Dataset content:
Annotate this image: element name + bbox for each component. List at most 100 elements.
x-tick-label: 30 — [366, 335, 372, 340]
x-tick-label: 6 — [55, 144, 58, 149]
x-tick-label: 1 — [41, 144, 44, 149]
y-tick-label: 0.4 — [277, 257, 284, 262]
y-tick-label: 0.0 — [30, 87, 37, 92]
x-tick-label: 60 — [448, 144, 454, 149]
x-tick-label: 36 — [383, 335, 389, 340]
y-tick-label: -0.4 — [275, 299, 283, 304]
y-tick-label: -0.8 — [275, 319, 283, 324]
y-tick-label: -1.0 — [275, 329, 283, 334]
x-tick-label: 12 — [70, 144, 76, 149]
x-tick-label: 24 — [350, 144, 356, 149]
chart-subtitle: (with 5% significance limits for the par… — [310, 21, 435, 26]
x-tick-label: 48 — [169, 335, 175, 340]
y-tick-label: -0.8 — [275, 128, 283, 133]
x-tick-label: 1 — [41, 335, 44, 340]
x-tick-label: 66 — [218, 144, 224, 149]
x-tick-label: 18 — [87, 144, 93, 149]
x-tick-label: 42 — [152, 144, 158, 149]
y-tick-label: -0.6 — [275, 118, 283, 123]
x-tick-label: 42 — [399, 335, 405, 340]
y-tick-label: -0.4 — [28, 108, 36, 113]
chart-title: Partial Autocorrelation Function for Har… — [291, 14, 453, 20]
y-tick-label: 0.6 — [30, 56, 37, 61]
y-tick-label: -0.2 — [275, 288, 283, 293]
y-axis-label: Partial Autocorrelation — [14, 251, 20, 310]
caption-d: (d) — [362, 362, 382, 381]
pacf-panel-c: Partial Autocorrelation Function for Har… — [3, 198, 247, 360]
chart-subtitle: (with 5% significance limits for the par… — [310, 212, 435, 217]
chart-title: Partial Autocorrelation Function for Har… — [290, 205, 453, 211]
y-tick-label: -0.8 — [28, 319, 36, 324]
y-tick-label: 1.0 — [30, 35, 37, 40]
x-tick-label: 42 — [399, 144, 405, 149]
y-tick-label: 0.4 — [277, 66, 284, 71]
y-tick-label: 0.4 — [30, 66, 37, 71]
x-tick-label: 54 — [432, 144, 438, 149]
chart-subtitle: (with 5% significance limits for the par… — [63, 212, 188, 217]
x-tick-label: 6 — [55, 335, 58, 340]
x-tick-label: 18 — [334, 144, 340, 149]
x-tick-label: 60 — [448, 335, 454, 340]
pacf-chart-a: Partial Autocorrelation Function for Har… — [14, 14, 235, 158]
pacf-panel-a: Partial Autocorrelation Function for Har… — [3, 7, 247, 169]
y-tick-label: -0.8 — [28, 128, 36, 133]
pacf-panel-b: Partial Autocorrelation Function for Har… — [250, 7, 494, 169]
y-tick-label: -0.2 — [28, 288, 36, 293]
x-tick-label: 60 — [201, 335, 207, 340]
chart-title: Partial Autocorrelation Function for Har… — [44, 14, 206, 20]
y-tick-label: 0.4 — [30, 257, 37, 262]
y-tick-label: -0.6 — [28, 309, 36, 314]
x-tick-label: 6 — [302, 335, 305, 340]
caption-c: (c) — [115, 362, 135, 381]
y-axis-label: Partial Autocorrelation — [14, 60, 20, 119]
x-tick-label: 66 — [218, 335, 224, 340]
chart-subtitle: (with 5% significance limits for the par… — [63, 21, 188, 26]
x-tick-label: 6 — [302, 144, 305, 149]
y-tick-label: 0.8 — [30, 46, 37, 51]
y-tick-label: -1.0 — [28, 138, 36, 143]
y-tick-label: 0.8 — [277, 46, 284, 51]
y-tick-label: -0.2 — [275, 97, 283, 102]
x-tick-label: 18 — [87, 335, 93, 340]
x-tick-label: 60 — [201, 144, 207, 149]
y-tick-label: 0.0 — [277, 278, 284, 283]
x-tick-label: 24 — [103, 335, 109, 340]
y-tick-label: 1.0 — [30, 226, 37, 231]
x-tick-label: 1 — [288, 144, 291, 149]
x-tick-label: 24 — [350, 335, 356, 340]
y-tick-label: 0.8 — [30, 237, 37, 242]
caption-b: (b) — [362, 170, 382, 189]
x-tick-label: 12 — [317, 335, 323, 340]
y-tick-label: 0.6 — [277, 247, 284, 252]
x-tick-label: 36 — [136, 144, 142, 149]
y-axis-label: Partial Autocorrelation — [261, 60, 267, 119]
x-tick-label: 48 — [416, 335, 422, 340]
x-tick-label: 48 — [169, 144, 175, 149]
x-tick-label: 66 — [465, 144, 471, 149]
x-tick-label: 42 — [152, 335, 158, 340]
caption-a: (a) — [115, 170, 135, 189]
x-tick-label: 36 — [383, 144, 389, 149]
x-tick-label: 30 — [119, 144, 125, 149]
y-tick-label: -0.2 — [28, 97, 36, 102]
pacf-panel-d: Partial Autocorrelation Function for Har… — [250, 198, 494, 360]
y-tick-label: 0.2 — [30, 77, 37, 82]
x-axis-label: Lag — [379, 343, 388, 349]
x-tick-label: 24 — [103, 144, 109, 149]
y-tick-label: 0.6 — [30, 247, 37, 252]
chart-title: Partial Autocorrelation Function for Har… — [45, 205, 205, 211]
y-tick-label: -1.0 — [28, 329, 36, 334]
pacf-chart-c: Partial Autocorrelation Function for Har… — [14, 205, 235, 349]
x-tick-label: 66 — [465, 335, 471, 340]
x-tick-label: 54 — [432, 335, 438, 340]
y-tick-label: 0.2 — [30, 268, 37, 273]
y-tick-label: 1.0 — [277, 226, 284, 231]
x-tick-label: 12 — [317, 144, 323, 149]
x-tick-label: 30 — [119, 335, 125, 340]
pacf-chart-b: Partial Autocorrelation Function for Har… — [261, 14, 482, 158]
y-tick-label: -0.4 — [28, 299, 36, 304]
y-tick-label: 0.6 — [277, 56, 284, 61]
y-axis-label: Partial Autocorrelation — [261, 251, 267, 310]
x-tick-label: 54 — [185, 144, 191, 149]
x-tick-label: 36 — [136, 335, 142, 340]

Set problem: Copy every one of the records above verbatim, line for line.

Task response:
Annotate this image: element name + bbox for each component. List at most 100 elements.
x-tick-label: 30 — [366, 335, 372, 340]
x-tick-label: 6 — [55, 144, 58, 149]
x-tick-label: 1 — [41, 144, 44, 149]
y-tick-label: 0.4 — [277, 257, 284, 262]
y-tick-label: 0.0 — [30, 87, 37, 92]
x-tick-label: 60 — [448, 144, 454, 149]
x-tick-label: 36 — [383, 335, 389, 340]
y-tick-label: -0.4 — [275, 299, 283, 304]
y-tick-label: -0.8 — [275, 319, 283, 324]
y-tick-label: -1.0 — [275, 329, 283, 334]
x-tick-label: 12 — [70, 144, 76, 149]
x-tick-label: 24 — [350, 144, 356, 149]
chart-subtitle: (with 5% significance limits for the par… — [310, 21, 435, 26]
x-tick-label: 48 — [169, 335, 175, 340]
y-tick-label: -0.8 — [275, 128, 283, 133]
x-tick-label: 1 — [41, 335, 44, 340]
x-tick-label: 66 — [218, 144, 224, 149]
x-tick-label: 18 — [87, 144, 93, 149]
x-tick-label: 42 — [152, 144, 158, 149]
y-tick-label: -0.6 — [275, 118, 283, 123]
x-tick-label: 42 — [399, 335, 405, 340]
y-tick-label: -0.4 — [28, 108, 36, 113]
chart-title: Partial Autocorrelation Function for Har… — [291, 14, 453, 20]
y-tick-label: 0.6 — [30, 56, 37, 61]
y-tick-label: -0.2 — [275, 288, 283, 293]
y-axis-label: Partial Autocorrelation — [14, 251, 20, 310]
caption-d: (d) — [362, 362, 382, 381]
pacf-panel-c: Partial Autocorrelation Function for Har… — [3, 198, 247, 360]
chart-subtitle: (with 5% significance limits for the par… — [310, 212, 435, 217]
chart-title: Partial Autocorrelation Function for Har… — [290, 205, 453, 211]
y-tick-label: -0.8 — [28, 319, 36, 324]
y-tick-label: 1.0 — [30, 35, 37, 40]
x-tick-label: 42 — [399, 144, 405, 149]
y-tick-label: 0.4 — [277, 66, 284, 71]
y-tick-label: 0.4 — [30, 66, 37, 71]
x-tick-label: 54 — [432, 144, 438, 149]
chart-subtitle: (with 5% significance limits for the par… — [63, 212, 188, 217]
x-tick-label: 6 — [55, 335, 58, 340]
x-tick-label: 18 — [334, 144, 340, 149]
x-tick-label: 60 — [448, 335, 454, 340]
pacf-chart-a: Partial Autocorrelation Function for Har… — [14, 14, 235, 158]
pacf-panel-a: Partial Autocorrelation Function for Har… — [3, 7, 247, 169]
y-tick-label: -0.8 — [28, 128, 36, 133]
pacf-panel-b: Partial Autocorrelation Function for Har… — [250, 7, 494, 169]
y-tick-label: -0.2 — [28, 288, 36, 293]
x-tick-label: 60 — [201, 335, 207, 340]
chart-title: Partial Autocorrelation Function for Har… — [44, 14, 206, 20]
y-tick-label: 0.4 — [30, 257, 37, 262]
y-tick-label: -0.6 — [28, 309, 36, 314]
x-tick-label: 6 — [302, 335, 305, 340]
caption-c: (c) — [115, 362, 135, 381]
y-axis-label: Partial Autocorrelation — [14, 60, 20, 119]
x-tick-label: 66 — [218, 335, 224, 340]
chart-subtitle: (with 5% significance limits for the par… — [63, 21, 188, 26]
x-tick-label: 6 — [302, 144, 305, 149]
y-tick-label: 0.8 — [30, 46, 37, 51]
y-tick-label: -1.0 — [28, 138, 36, 143]
y-tick-label: 0.8 — [277, 46, 284, 51]
y-tick-label: -0.2 — [275, 97, 283, 102]
x-tick-label: 18 — [87, 335, 93, 340]
x-tick-label: 60 — [201, 144, 207, 149]
y-tick-label: 0.0 — [277, 278, 284, 283]
x-tick-label: 24 — [103, 335, 109, 340]
y-tick-label: 1.0 — [30, 226, 37, 231]
x-tick-label: 1 — [288, 144, 291, 149]
x-tick-label: 24 — [350, 335, 356, 340]
y-tick-label: 0.8 — [30, 237, 37, 242]
caption-b: (b) — [362, 170, 382, 189]
x-tick-label: 12 — [317, 335, 323, 340]
y-tick-label: 0.6 — [277, 247, 284, 252]
x-tick-label: 36 — [136, 144, 142, 149]
y-axis-label: Partial Autocorrelation — [261, 60, 267, 119]
x-tick-label: 48 — [416, 335, 422, 340]
x-tick-label: 48 — [169, 144, 175, 149]
x-tick-label: 66 — [465, 144, 471, 149]
x-tick-label: 42 — [152, 335, 158, 340]
caption-a: (a) — [115, 170, 135, 189]
x-tick-label: 36 — [383, 144, 389, 149]
x-tick-label: 30 — [119, 144, 125, 149]
y-tick-label: -0.2 — [28, 97, 36, 102]
pacf-panel-d: Partial Autocorrelation Function for Har… — [250, 198, 494, 360]
y-tick-label: 0.2 — [30, 77, 37, 82]
x-axis-label: Lag — [379, 343, 388, 349]
x-tick-label: 24 — [103, 144, 109, 149]
y-tick-label: 0.6 — [30, 247, 37, 252]
chart-title: Partial Autocorrelation Function for Har… — [45, 205, 205, 211]
y-tick-label: -1.0 — [28, 329, 36, 334]
pacf-chart-c: Partial Autocorrelation Function for Har… — [14, 205, 235, 349]
x-tick-label: 66 — [465, 335, 471, 340]
x-tick-label: 54 — [432, 335, 438, 340]
y-tick-label: 0.2 — [30, 268, 37, 273]
y-tick-label: 1.0 — [277, 226, 284, 231]
x-tick-label: 12 — [317, 144, 323, 149]
x-tick-label: 30 — [119, 335, 125, 340]
pacf-chart-b: Partial Autocorrelation Function for Har… — [261, 14, 482, 158]
y-tick-label: -0.4 — [28, 299, 36, 304]
y-tick-label: 0.6 — [277, 56, 284, 61]
y-axis-label: Partial Autocorrelation — [261, 251, 267, 310]
x-tick-label: 54 — [185, 144, 191, 149]
x-tick-label: 36 — [136, 335, 142, 340]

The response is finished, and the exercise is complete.